Directive ::
Give every line below again, exactly.

The input ::
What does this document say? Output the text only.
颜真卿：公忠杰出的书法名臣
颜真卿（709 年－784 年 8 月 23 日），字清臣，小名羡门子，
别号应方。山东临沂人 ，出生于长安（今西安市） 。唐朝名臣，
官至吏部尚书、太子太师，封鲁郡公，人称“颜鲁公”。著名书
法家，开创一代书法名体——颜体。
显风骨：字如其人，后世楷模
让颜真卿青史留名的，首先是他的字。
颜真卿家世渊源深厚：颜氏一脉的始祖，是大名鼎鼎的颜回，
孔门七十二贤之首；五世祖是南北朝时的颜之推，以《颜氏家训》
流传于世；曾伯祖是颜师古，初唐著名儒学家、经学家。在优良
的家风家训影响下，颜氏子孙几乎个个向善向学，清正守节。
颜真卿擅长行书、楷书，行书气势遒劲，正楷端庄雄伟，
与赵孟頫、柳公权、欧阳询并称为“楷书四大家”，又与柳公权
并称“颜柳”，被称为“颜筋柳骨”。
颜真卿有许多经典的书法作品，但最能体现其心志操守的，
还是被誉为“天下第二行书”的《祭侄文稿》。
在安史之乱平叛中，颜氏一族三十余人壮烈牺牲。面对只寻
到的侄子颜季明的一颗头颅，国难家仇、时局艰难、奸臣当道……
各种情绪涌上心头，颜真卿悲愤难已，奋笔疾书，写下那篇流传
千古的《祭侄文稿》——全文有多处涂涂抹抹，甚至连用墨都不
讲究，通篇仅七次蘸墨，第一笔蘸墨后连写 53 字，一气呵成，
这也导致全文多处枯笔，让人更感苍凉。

Exercise answer ::
What does this document say? Output the text only.
颜真卿：公忠杰出的书法名臣
颜真卿（709 年－784 年 8 月 23 日），字清臣，小名羡门子，
别号应方。山东临沂人 ，出生于长安（今西安市） 。唐朝名臣，
官至吏部尚书、太子太师，封鲁郡公，人称“颜鲁公”。著名书
法家，开创一代书法名体——颜体。
显风骨：字如其人，后世楷模
让颜真卿青史留名的，首先是他的字。
颜真卿家世渊源深厚：颜氏一脉的始祖，是大名鼎鼎的颜回，
孔门七十二贤之首；五世祖是南北朝时的颜之推，以《颜氏家训》
流传于世；曾伯祖是颜师古，初唐著名儒学家、经学家。在优良
的家风家训影响下，颜氏子孙几乎个个向善向学，清正守节。
颜真卿擅长行书、楷书，行书气势遒劲，正楷端庄雄伟，
与赵孟頫、柳公权、欧阳询并称为“楷书四大家”，又与柳公权
并称“颜柳”，被称为“颜筋柳骨”。
颜真卿有许多经典的书法作品，但最能体现其心志操守的，
还是被誉为“天下第二行书”的《祭侄文稿》。
在安史之乱平叛中，颜氏一族三十余人壮烈牺牲。面对只寻
到的侄子颜季明的一颗头颅，国难家仇、时局艰难、奸臣当道……
各种情绪涌上心头，颜真卿悲愤难已，奋笔疾书，写下那篇流传
千古的《祭侄文稿》——全文有多处涂涂抹抹，甚至连用墨都不
讲究，通篇仅七次蘸墨，第一笔蘸墨后连写 53 字，一气呵成，
这也导致全文多处枯笔，让人更感苍凉。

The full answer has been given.